# Exercise directions:
Write out everything from the line containing "UI element localization: list" down to the line containing "I need the location", including both of those lines, and leave the pictures out.

### Records to process ###

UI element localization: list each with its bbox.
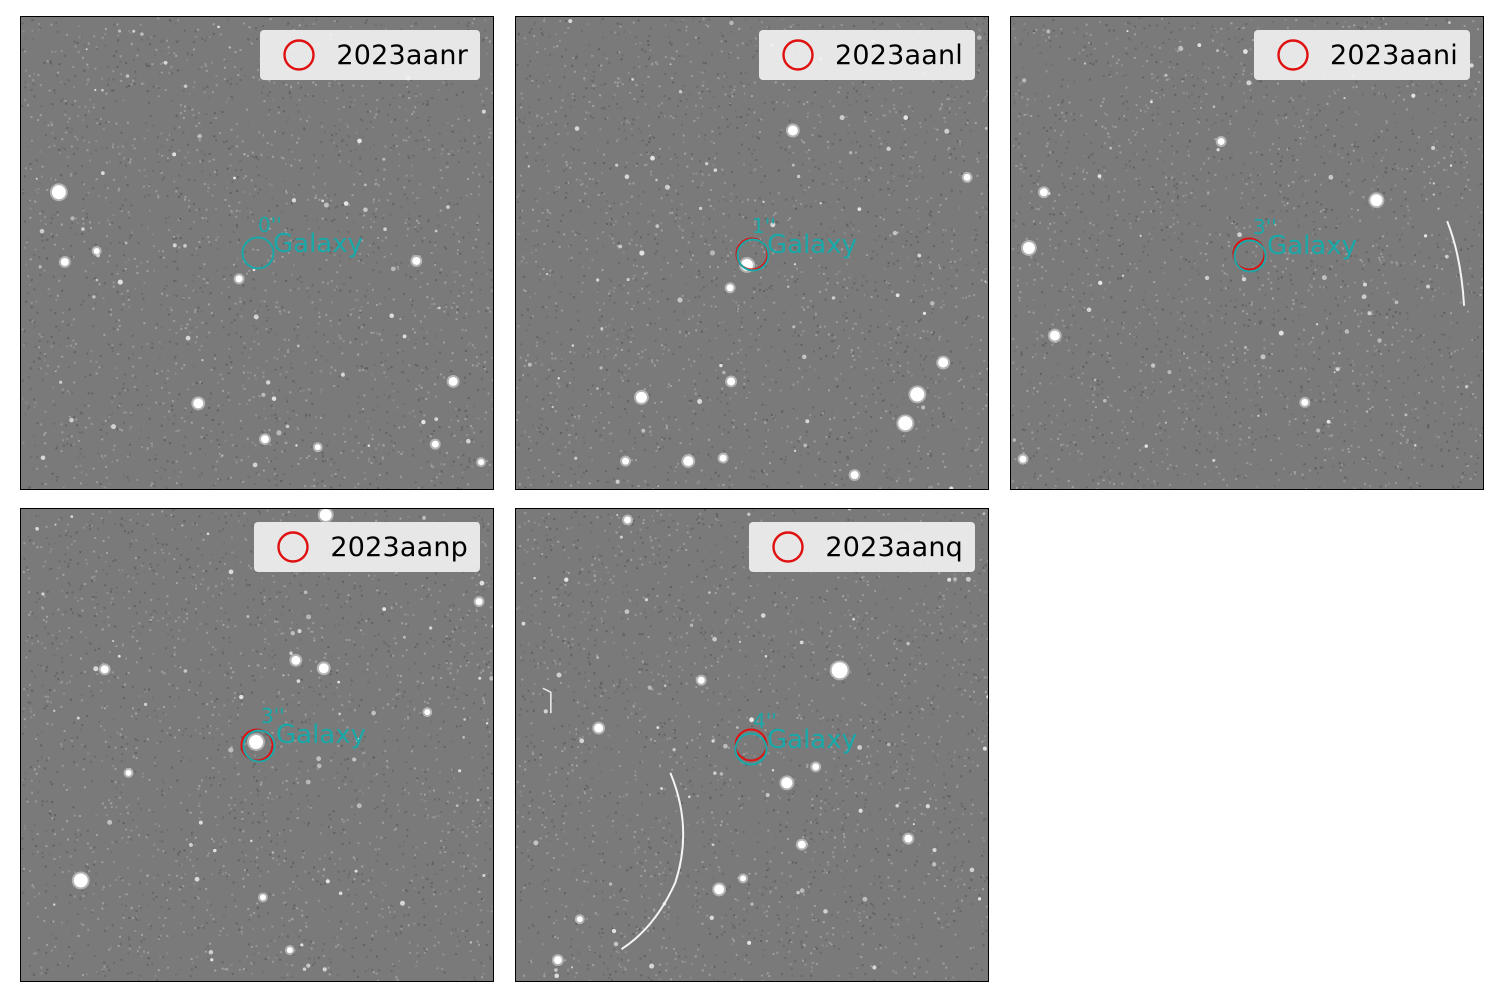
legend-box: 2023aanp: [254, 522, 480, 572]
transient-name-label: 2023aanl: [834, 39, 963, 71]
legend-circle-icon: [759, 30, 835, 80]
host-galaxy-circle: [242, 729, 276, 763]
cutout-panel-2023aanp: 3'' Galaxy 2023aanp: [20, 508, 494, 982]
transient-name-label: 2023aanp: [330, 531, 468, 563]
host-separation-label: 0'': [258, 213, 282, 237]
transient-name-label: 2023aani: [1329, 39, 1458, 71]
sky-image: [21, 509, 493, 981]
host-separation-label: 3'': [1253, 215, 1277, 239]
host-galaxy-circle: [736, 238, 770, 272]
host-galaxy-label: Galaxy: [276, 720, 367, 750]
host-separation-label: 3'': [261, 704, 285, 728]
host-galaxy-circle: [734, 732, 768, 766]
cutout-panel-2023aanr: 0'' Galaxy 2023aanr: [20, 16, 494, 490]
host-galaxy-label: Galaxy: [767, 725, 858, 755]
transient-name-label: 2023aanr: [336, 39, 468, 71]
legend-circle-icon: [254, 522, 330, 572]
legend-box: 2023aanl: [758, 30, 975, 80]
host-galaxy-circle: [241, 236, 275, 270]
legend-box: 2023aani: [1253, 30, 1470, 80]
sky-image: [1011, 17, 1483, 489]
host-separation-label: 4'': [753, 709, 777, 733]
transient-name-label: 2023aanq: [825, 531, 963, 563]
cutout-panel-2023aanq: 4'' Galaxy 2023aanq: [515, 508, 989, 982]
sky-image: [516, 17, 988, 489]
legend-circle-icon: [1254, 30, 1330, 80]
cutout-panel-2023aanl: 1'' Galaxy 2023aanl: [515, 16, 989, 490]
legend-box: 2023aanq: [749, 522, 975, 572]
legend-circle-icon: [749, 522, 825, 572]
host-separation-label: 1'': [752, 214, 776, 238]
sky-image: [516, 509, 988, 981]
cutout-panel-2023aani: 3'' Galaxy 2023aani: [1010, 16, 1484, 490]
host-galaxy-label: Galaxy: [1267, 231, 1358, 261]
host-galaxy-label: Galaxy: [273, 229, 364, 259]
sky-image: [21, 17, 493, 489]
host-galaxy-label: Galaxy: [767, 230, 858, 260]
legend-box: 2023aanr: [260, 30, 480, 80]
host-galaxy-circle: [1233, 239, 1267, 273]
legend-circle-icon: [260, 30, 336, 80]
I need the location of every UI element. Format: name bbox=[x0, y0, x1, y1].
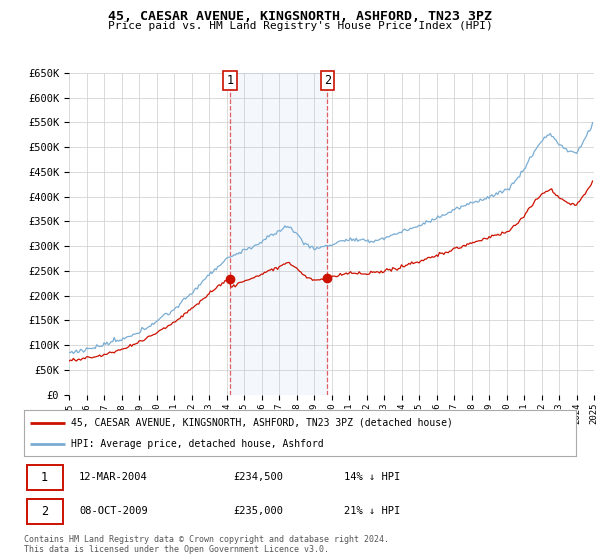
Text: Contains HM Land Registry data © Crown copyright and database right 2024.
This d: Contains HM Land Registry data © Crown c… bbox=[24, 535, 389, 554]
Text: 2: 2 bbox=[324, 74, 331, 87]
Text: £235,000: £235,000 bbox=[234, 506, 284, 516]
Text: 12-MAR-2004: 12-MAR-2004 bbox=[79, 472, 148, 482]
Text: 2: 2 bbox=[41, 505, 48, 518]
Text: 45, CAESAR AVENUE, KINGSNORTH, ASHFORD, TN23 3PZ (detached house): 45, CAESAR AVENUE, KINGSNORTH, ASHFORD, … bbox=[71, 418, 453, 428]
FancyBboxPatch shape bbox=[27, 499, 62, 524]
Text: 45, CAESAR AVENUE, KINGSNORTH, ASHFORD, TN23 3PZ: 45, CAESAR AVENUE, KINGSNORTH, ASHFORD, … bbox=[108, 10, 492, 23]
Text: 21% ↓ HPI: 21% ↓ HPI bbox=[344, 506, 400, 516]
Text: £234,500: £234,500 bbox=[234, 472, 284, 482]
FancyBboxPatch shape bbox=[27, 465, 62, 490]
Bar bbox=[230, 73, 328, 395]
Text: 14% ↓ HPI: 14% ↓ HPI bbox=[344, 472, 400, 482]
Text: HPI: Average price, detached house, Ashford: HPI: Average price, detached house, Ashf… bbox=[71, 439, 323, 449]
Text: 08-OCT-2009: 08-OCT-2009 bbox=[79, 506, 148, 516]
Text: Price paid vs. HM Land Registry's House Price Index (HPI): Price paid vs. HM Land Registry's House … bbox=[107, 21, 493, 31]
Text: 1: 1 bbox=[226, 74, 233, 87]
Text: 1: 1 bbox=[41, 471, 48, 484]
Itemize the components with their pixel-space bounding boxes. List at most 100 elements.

###
### Records to process ###

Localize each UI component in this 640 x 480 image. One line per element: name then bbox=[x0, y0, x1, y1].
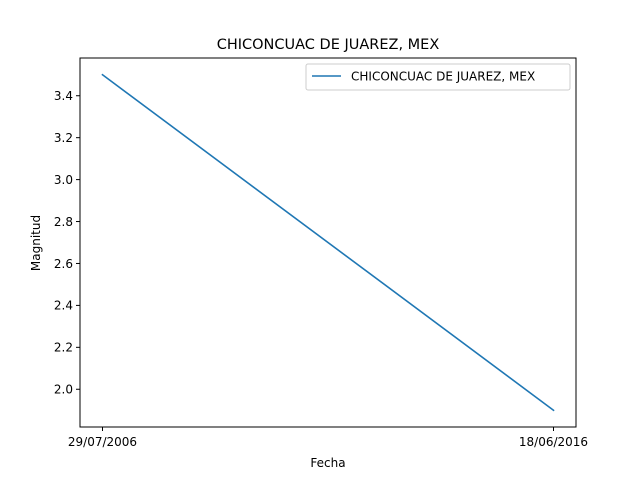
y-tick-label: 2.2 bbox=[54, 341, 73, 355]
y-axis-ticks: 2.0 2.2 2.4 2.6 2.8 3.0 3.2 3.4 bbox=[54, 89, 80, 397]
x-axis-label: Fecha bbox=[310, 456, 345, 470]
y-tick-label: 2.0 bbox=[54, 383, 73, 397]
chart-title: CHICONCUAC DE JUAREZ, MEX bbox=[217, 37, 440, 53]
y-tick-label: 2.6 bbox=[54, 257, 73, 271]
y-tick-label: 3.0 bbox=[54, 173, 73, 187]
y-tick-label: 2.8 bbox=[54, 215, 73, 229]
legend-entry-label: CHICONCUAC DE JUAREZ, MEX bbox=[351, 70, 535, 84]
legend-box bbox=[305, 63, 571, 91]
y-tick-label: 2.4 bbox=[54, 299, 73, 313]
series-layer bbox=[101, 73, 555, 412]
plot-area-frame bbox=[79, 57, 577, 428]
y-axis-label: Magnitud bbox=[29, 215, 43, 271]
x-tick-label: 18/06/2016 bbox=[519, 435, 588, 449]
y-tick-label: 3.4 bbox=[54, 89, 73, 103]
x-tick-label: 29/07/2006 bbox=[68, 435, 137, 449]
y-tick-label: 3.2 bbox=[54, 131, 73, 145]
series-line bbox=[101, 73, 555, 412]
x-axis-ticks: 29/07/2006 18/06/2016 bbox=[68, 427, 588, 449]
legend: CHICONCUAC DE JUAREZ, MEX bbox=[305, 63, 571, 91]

###
### Records to process ###

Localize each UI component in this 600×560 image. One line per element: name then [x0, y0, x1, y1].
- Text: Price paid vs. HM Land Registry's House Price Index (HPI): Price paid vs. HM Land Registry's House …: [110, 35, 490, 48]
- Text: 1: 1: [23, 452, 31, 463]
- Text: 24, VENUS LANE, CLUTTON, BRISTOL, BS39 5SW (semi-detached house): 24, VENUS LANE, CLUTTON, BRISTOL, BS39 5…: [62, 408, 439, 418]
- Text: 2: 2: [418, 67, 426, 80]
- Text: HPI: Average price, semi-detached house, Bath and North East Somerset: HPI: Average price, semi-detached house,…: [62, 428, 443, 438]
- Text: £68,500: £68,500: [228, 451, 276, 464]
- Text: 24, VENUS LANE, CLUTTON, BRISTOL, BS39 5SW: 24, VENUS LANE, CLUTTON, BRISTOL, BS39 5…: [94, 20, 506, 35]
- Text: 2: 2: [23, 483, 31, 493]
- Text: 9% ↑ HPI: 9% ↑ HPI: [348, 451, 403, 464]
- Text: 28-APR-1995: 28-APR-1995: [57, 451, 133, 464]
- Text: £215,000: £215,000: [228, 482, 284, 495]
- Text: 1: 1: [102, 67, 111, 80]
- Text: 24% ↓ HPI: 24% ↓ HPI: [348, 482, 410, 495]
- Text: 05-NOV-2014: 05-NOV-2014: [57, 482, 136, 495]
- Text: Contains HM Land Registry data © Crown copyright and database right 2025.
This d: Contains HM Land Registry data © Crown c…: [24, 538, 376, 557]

###

# Written answer:
UI element localization: list each with its bbox.
legend-box: 2023aanp: [254, 522, 480, 572]
transient-name-label: 2023aanl: [834, 39, 963, 71]
legend-circle-icon: [759, 30, 835, 80]
host-galaxy-circle: [242, 729, 276, 763]
cutout-panel-2023aanp: 3'' Galaxy 2023aanp: [20, 508, 494, 982]
transient-name-label: 2023aanp: [330, 531, 468, 563]
host-separation-label: 0'': [258, 213, 282, 237]
transient-name-label: 2023aani: [1329, 39, 1458, 71]
sky-image: [21, 509, 493, 981]
host-separation-label: 3'': [1253, 215, 1277, 239]
host-galaxy-circle: [736, 238, 770, 272]
host-galaxy-label: Galaxy: [276, 720, 367, 750]
host-separation-label: 3'': [261, 704, 285, 728]
host-galaxy-circle: [734, 732, 768, 766]
cutout-panel-2023aanr: 0'' Galaxy 2023aanr: [20, 16, 494, 490]
host-galaxy-label: Galaxy: [767, 725, 858, 755]
transient-name-label: 2023aanr: [336, 39, 468, 71]
legend-circle-icon: [254, 522, 330, 572]
legend-box: 2023aanl: [758, 30, 975, 80]
host-galaxy-circle: [241, 236, 275, 270]
legend-box: 2023aani: [1253, 30, 1470, 80]
sky-image: [1011, 17, 1483, 489]
host-separation-label: 4'': [753, 709, 777, 733]
transient-name-label: 2023aanq: [825, 531, 963, 563]
cutout-panel-2023aanq: 4'' Galaxy 2023aanq: [515, 508, 989, 982]
sky-image: [516, 17, 988, 489]
legend-circle-icon: [1254, 30, 1330, 80]
cutout-panel-2023aanl: 1'' Galaxy 2023aanl: [515, 16, 989, 490]
legend-box: 2023aanq: [749, 522, 975, 572]
legend-circle-icon: [749, 522, 825, 572]
host-separation-label: 1'': [752, 214, 776, 238]
sky-image: [516, 509, 988, 981]
cutout-panel-2023aani: 3'' Galaxy 2023aani: [1010, 16, 1484, 490]
host-galaxy-label: Galaxy: [1267, 231, 1358, 261]
host-galaxy-label: Galaxy: [273, 229, 364, 259]
sky-image: [21, 17, 493, 489]
host-galaxy-label: Galaxy: [767, 230, 858, 260]
legend-box: 2023aanr: [260, 30, 480, 80]
host-galaxy-circle: [1233, 239, 1267, 273]
legend-circle-icon: [260, 30, 336, 80]
I need the location of every UI element. Format: name bbox=[x0, y0, x1, y1].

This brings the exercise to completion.